(Your instructions): Write out every entry exactly as it stands.

(Data entries):

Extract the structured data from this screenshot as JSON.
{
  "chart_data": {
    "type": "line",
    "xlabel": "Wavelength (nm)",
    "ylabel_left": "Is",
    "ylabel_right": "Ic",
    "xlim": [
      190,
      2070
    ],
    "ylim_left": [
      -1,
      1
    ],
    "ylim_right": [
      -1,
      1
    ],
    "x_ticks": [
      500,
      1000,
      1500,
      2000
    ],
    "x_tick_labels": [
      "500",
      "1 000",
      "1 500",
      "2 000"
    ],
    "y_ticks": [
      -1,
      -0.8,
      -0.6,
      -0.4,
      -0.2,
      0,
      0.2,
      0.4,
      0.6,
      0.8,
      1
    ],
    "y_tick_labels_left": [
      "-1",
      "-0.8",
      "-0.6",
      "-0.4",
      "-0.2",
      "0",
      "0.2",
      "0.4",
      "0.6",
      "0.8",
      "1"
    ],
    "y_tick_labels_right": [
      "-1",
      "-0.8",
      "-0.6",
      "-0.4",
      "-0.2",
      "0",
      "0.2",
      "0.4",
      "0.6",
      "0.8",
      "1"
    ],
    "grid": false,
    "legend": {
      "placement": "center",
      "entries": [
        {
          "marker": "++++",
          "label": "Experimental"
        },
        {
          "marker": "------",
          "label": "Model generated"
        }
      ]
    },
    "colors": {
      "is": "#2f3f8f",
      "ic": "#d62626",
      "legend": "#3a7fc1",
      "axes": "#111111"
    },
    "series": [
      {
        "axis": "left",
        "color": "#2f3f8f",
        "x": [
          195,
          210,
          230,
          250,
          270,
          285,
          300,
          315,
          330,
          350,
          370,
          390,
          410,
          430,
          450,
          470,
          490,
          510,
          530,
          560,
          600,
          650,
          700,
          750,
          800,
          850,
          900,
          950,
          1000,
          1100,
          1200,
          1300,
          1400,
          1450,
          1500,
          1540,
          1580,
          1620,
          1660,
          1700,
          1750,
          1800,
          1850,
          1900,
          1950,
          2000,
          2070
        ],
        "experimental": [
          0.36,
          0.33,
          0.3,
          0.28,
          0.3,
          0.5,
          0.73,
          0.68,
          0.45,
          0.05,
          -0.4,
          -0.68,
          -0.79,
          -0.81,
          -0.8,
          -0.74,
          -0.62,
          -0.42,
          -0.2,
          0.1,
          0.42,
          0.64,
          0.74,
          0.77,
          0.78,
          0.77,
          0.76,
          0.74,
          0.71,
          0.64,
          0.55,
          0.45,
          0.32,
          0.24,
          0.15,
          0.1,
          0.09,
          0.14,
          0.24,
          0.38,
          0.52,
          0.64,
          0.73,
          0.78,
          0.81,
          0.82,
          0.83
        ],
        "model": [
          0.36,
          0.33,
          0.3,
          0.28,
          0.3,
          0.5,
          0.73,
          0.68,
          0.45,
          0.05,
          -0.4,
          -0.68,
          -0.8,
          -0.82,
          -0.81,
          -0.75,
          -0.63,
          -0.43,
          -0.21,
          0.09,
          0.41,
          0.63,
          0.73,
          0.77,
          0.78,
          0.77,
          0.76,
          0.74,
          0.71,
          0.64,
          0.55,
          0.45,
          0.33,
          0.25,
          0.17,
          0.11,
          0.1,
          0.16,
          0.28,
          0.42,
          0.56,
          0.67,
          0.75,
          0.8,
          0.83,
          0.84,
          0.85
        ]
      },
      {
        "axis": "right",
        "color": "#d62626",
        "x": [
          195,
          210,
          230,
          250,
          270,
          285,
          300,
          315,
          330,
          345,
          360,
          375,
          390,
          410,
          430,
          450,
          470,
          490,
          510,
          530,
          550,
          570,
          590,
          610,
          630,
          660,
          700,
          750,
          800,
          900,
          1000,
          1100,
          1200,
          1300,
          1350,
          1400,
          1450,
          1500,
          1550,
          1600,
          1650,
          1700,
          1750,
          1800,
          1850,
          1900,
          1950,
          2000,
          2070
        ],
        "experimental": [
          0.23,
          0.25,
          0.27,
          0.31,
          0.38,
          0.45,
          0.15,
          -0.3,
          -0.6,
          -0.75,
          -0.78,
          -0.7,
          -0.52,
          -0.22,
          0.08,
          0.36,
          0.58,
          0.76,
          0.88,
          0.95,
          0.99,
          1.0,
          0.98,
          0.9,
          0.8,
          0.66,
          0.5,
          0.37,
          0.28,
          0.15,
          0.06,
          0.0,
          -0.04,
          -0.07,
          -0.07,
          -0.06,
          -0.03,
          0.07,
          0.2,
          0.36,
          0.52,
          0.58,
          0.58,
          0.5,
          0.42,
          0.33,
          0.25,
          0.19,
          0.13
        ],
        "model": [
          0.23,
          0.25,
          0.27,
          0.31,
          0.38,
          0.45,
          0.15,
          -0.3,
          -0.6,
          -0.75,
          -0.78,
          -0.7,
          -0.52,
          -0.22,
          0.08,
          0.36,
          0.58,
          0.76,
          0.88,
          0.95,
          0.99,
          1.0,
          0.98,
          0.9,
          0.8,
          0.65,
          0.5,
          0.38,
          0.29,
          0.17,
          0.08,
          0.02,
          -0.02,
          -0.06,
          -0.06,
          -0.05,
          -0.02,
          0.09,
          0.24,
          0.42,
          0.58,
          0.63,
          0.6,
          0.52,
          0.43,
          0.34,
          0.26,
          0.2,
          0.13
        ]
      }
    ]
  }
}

(Output below):
Extract the structured data from this screenshot as JSON.
{
  "chart_data": {
    "type": "line",
    "xlabel": "Wavelength (nm)",
    "ylabel_left": "Is",
    "ylabel_right": "Ic",
    "xlim": [
      190,
      2070
    ],
    "ylim_left": [
      -1,
      1
    ],
    "ylim_right": [
      -1,
      1
    ],
    "x_ticks": [
      500,
      1000,
      1500,
      2000
    ],
    "x_tick_labels": [
      "500",
      "1 000",
      "1 500",
      "2 000"
    ],
    "y_ticks": [
      -1,
      -0.8,
      -0.6,
      -0.4,
      -0.2,
      0,
      0.2,
      0.4,
      0.6,
      0.8,
      1
    ],
    "y_tick_labels_left": [
      "-1",
      "-0.8",
      "-0.6",
      "-0.4",
      "-0.2",
      "0",
      "0.2",
      "0.4",
      "0.6",
      "0.8",
      "1"
    ],
    "y_tick_labels_right": [
      "-1",
      "-0.8",
      "-0.6",
      "-0.4",
      "-0.2",
      "0",
      "0.2",
      "0.4",
      "0.6",
      "0.8",
      "1"
    ],
    "grid": false,
    "legend": {
      "placement": "center",
      "entries": [
        {
          "marker": "++++",
          "label": "Experimental"
        },
        {
          "marker": "------",
          "label": "Model generated"
        }
      ]
    },
    "colors": {
      "is": "#2f3f8f",
      "ic": "#d62626",
      "legend": "#3a7fc1",
      "axes": "#111111"
    },
    "series": [
      {
        "axis": "left",
        "color": "#2f3f8f",
        "x": [
          195,
          210,
          230,
          250,
          270,
          285,
          300,
          315,
          330,
          350,
          370,
          390,
          410,
          430,
          450,
          470,
          490,
          510,
          530,
          560,
          600,
          650,
          700,
          750,
          800,
          850,
          900,
          950,
          1000,
          1100,
          1200,
          1300,
          1400,
          1450,
          1500,
          1540,
          1580,
          1620,
          1660,
          1700,
          1750,
          1800,
          1850,
          1900,
          1950,
          2000,
          2070
        ],
        "experimental": [
          0.36,
          0.33,
          0.3,
          0.28,
          0.3,
          0.5,
          0.73,
          0.68,
          0.45,
          0.05,
          -0.4,
          -0.68,
          -0.79,
          -0.81,
          -0.8,
          -0.74,
          -0.62,
          -0.42,
          -0.2,
          0.1,
          0.42,
          0.64,
          0.74,
          0.77,
          0.78,
          0.77,
          0.76,
          0.74,
          0.71,
          0.64,
          0.55,
          0.45,
          0.32,
          0.24,
          0.15,
          0.1,
          0.09,
          0.14,
          0.24,
          0.38,
          0.52,
          0.64,
          0.73,
          0.78,
          0.81,
          0.82,
          0.83
        ],
        "model": [
          0.36,
          0.33,
          0.3,
          0.28,
          0.3,
          0.5,
          0.73,
          0.68,
          0.45,
          0.05,
          -0.4,
          -0.68,
          -0.8,
          -0.82,
          -0.81,
          -0.75,
          -0.63,
          -0.43,
          -0.21,
          0.09,
          0.41,
          0.63,
          0.73,
          0.77,
          0.78,
          0.77,
          0.76,
          0.74,
          0.71,
          0.64,
          0.55,
          0.45,
          0.33,
          0.25,
          0.17,
          0.11,
          0.1,
          0.16,
          0.28,
          0.42,
          0.56,
          0.67,
          0.75,
          0.8,
          0.83,
          0.84,
          0.85
        ]
      },
      {
        "axis": "right",
        "color": "#d62626",
        "x": [
          195,
          210,
          230,
          250,
          270,
          285,
          300,
          315,
          330,
          345,
          360,
          375,
          390,
          410,
          430,
          450,
          470,
          490,
          510,
          530,
          550,
          570,
          590,
          610,
          630,
          660,
          700,
          750,
          800,
          900,
          1000,
          1100,
          1200,
          1300,
          1350,
          1400,
          1450,
          1500,
          1550,
          1600,
          1650,
          1700,
          1750,
          1800,
          1850,
          1900,
          1950,
          2000,
          2070
        ],
        "experimental": [
          0.23,
          0.25,
          0.27,
          0.31,
          0.38,
          0.45,
          0.15,
          -0.3,
          -0.6,
          -0.75,
          -0.78,
          -0.7,
          -0.52,
          -0.22,
          0.08,
          0.36,
          0.58,
          0.76,
          0.88,
          0.95,
          0.99,
          1.0,
          0.98,
          0.9,
          0.8,
          0.66,
          0.5,
          0.37,
          0.28,
          0.15,
          0.06,
          0.0,
          -0.04,
          -0.07,
          -0.07,
          -0.06,
          -0.03,
          0.07,
          0.2,
          0.36,
          0.52,
          0.58,
          0.58,
          0.5,
          0.42,
          0.33,
          0.25,
          0.19,
          0.13
        ],
        "model": [
          0.23,
          0.25,
          0.27,
          0.31,
          0.38,
          0.45,
          0.15,
          -0.3,
          -0.6,
          -0.75,
          -0.78,
          -0.7,
          -0.52,
          -0.22,
          0.08,
          0.36,
          0.58,
          0.76,
          0.88,
          0.95,
          0.99,
          1.0,
          0.98,
          0.9,
          0.8,
          0.65,
          0.5,
          0.38,
          0.29,
          0.17,
          0.08,
          0.02,
          -0.02,
          -0.06,
          -0.06,
          -0.05,
          -0.02,
          0.09,
          0.24,
          0.42,
          0.58,
          0.63,
          0.6,
          0.52,
          0.43,
          0.34,
          0.26,
          0.2,
          0.13
        ]
      }
    ]
  }
}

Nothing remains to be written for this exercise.